#### Supplied material

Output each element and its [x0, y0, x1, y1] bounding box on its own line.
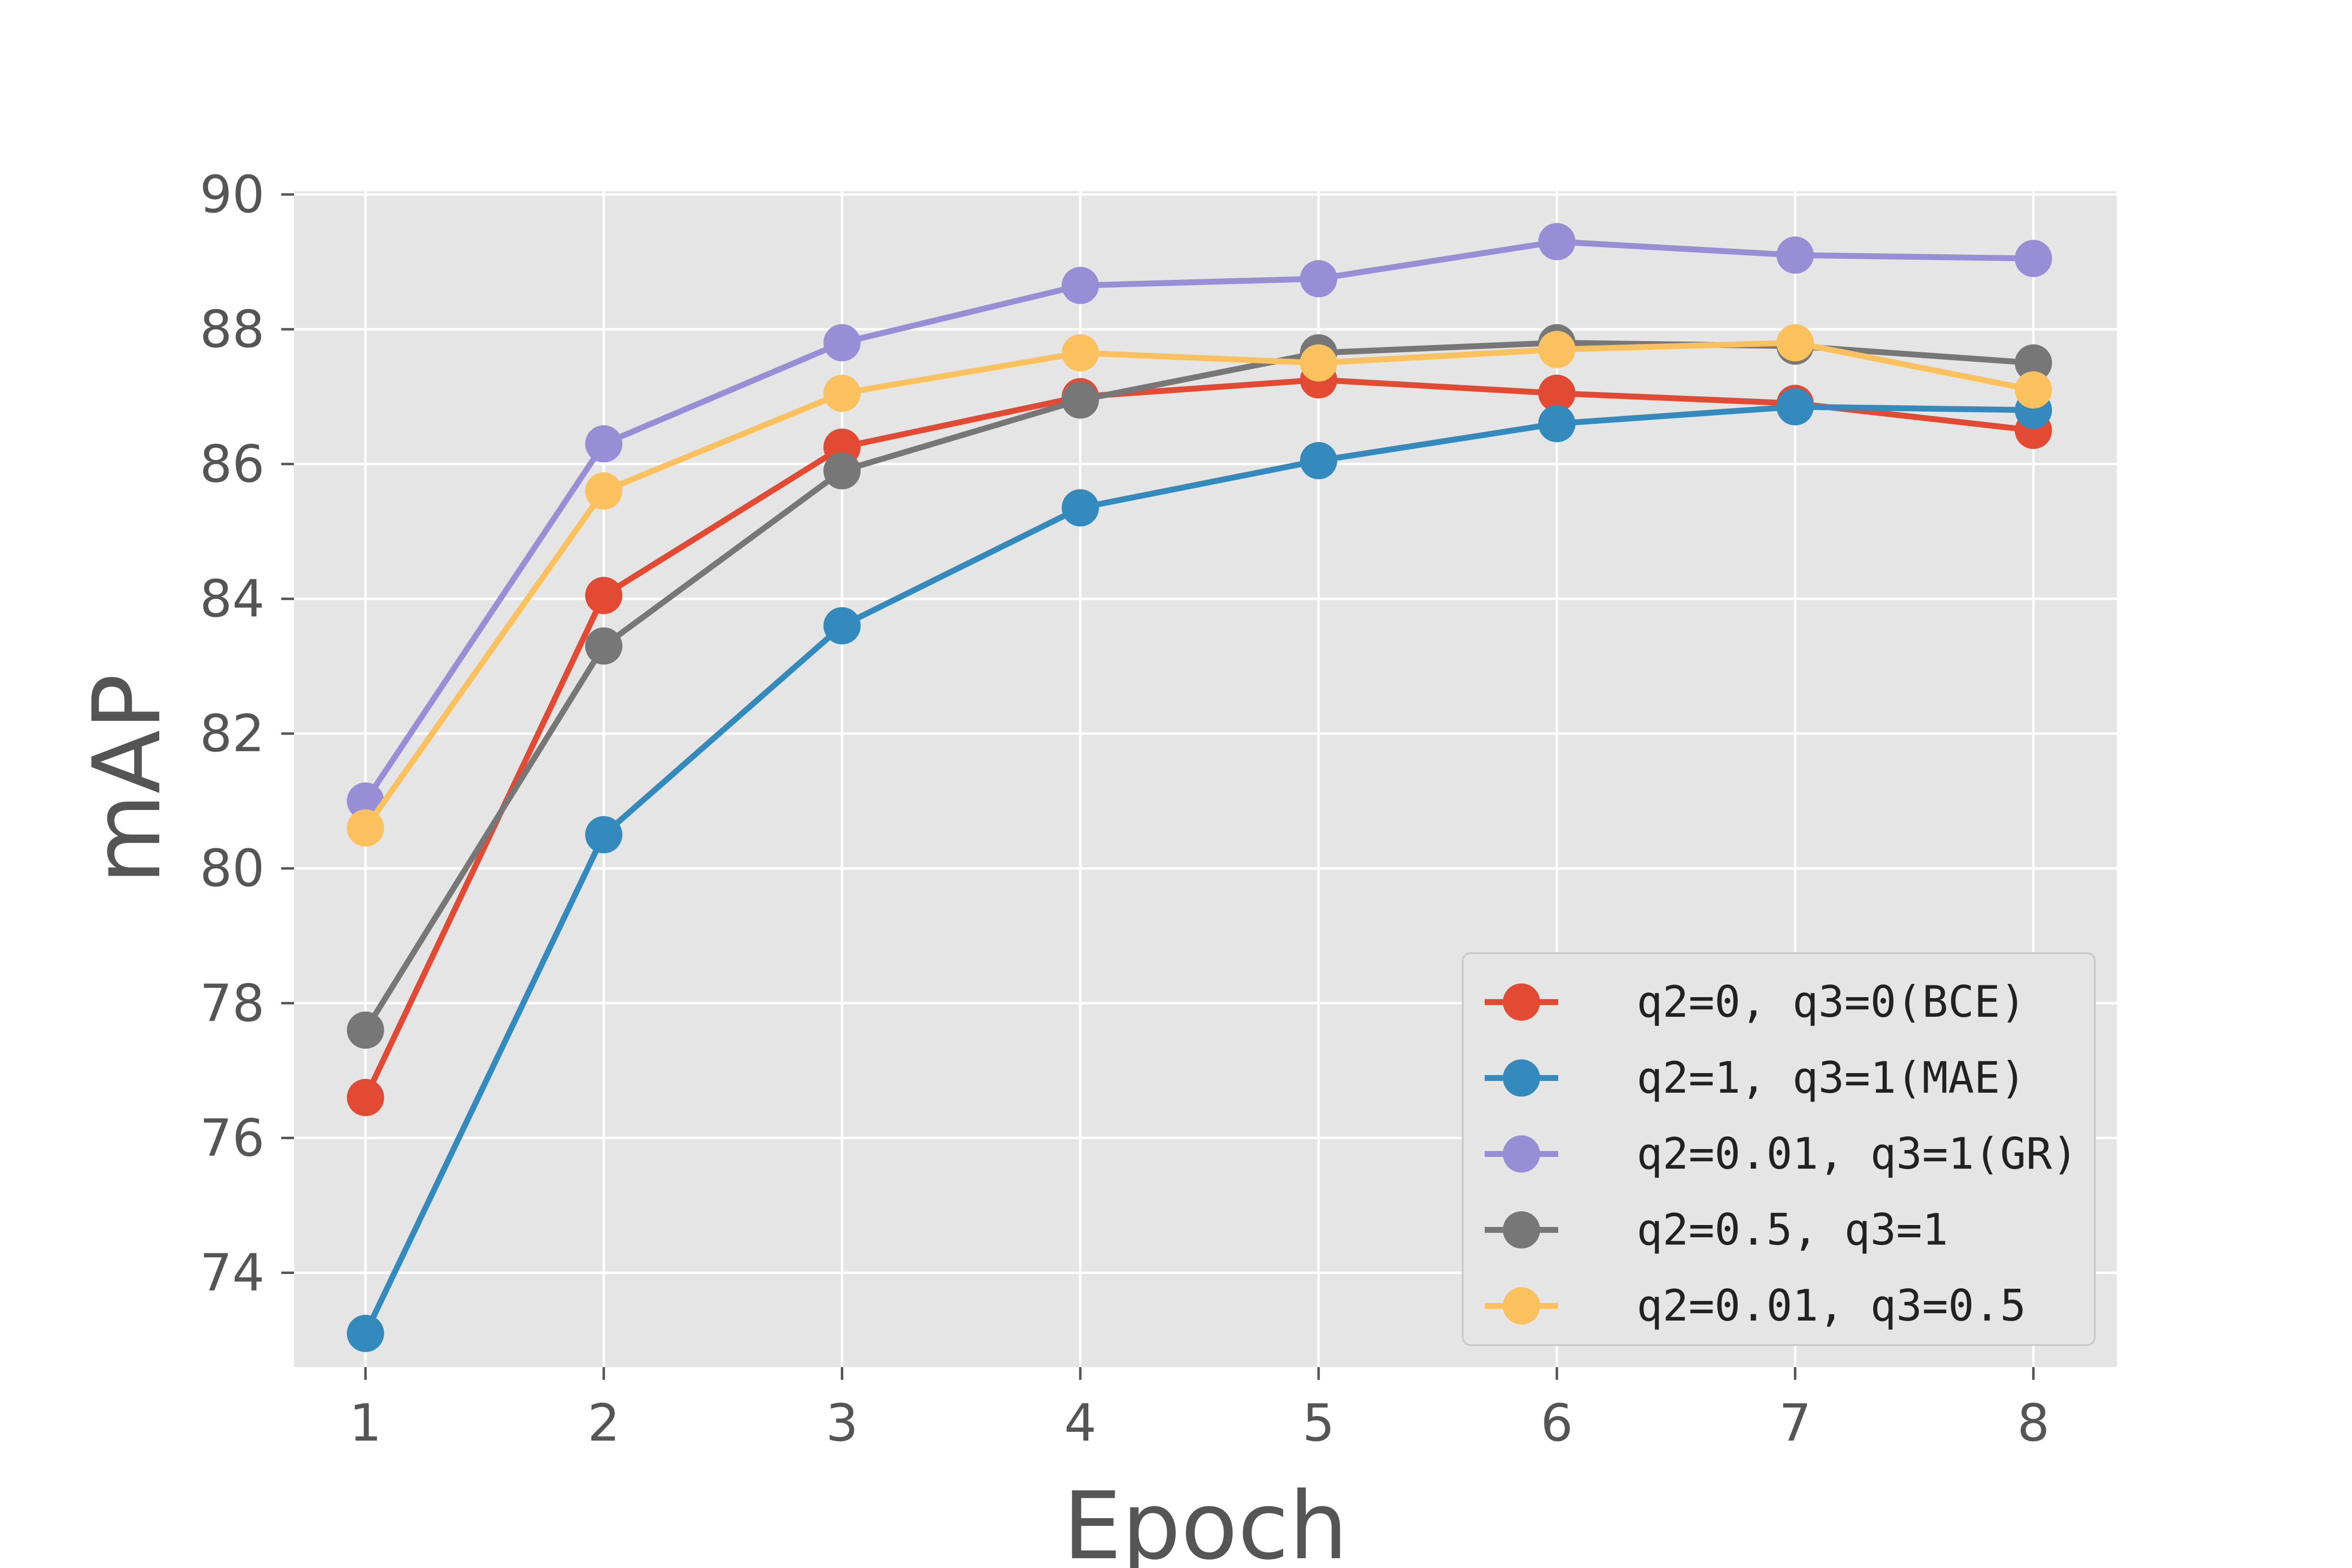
y-tick-label: 84	[200, 569, 265, 629]
data-point	[1061, 334, 1099, 372]
series-line	[362, 404, 2036, 1337]
legend-marker	[1503, 1059, 1540, 1097]
series-layer	[346, 223, 2052, 1352]
data-point	[2014, 240, 2052, 277]
legend-item: q2=0.5, q3=1	[1485, 1204, 1948, 1255]
legend-label: q2=0, q3=0(BCE)	[1637, 977, 2026, 1027]
y-tick-label: 78	[200, 973, 265, 1033]
x-tick-label: 1	[349, 1393, 382, 1453]
legend-item: q2=0.01, q3=1(GR)	[1485, 1128, 2078, 1179]
data-point	[346, 1011, 384, 1049]
data-point	[2014, 371, 2052, 409]
data-point	[1538, 405, 1576, 442]
legend-label: q2=0.01, q3=1(GR)	[1637, 1128, 2078, 1179]
series-group	[346, 388, 2052, 1352]
legend-item: q2=1, q3=1(MAE)	[1485, 1053, 2026, 1103]
data-point	[585, 816, 623, 854]
y-tick-label: 86	[200, 434, 265, 494]
data-point	[585, 472, 623, 510]
data-point	[585, 577, 623, 614]
data-point	[823, 374, 861, 412]
data-point	[1776, 324, 1814, 362]
x-tick-label: 5	[1302, 1393, 1335, 1453]
legend-marker	[1503, 1135, 1540, 1173]
data-point	[1299, 260, 1337, 297]
y-tick-label: 74	[200, 1243, 265, 1302]
y-tick-label: 76	[200, 1108, 265, 1168]
series-line	[362, 239, 2036, 804]
x-tick-label: 2	[588, 1393, 620, 1453]
legend-item: q2=0, q3=0(BCE)	[1485, 977, 2026, 1027]
legend-label: q2=1, q3=1(MAE)	[1637, 1053, 2026, 1103]
data-point	[585, 425, 623, 463]
x-tick-label: 4	[1064, 1393, 1097, 1453]
legend-box	[1462, 952, 2096, 1346]
y-tick-label: 90	[200, 165, 265, 224]
legend-label: q2=0.01, q3=0.5	[1637, 1280, 2026, 1331]
data-point	[1538, 331, 1576, 368]
x-axis-title: Epoch	[1063, 1472, 1348, 1568]
legend-label: q2=0.5, q3=1	[1637, 1204, 1948, 1255]
series-line	[362, 340, 2036, 831]
data-point	[585, 627, 623, 665]
data-point	[823, 607, 861, 645]
data-point	[346, 1315, 384, 1352]
data-point	[1299, 344, 1337, 382]
x-tick-label: 6	[1541, 1393, 1573, 1453]
data-point	[1061, 381, 1099, 419]
series-group	[346, 324, 2052, 847]
data-point	[823, 324, 861, 362]
legend: q2=0, q3=0(BCE) q2=1, q3=1(MAE) q2=0.01, q…	[1462, 952, 2096, 1346]
data-point	[1061, 267, 1099, 304]
legend-marker	[1503, 983, 1540, 1021]
y-axis-title: mAP	[73, 674, 181, 884]
data-point	[1776, 388, 1814, 426]
legend-marker	[1503, 1211, 1540, 1249]
data-point	[346, 1078, 384, 1116]
data-point	[1061, 489, 1099, 527]
y-tick-label: 80	[200, 838, 265, 898]
data-point	[1538, 374, 1576, 412]
data-point	[823, 452, 861, 490]
x-tick-label: 3	[826, 1393, 858, 1453]
x-tick-label: 8	[2017, 1393, 2050, 1453]
y-tick-label: 88	[200, 299, 265, 359]
x-tick-label: 7	[1779, 1393, 1811, 1453]
legend-item: q2=0.01, q3=0.5	[1485, 1280, 2026, 1331]
legend-marker	[1503, 1287, 1540, 1324]
data-point	[1299, 442, 1337, 480]
data-point	[1776, 236, 1814, 274]
y-tick-label: 82	[200, 704, 265, 763]
data-point	[346, 809, 384, 847]
series-line	[362, 377, 2036, 1101]
data-point	[2014, 344, 2052, 382]
data-point	[1538, 223, 1576, 261]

########

Which lines in the entries above contain the string "marker"? Locate each one and copy it in full.

### Worked solution
legend-marker	[1503, 1059, 1540, 1097]
legend-marker	[1503, 1135, 1540, 1173]
legend-marker	[1503, 983, 1540, 1021]
legend-marker	[1503, 1211, 1540, 1249]
legend-marker	[1503, 1287, 1540, 1324]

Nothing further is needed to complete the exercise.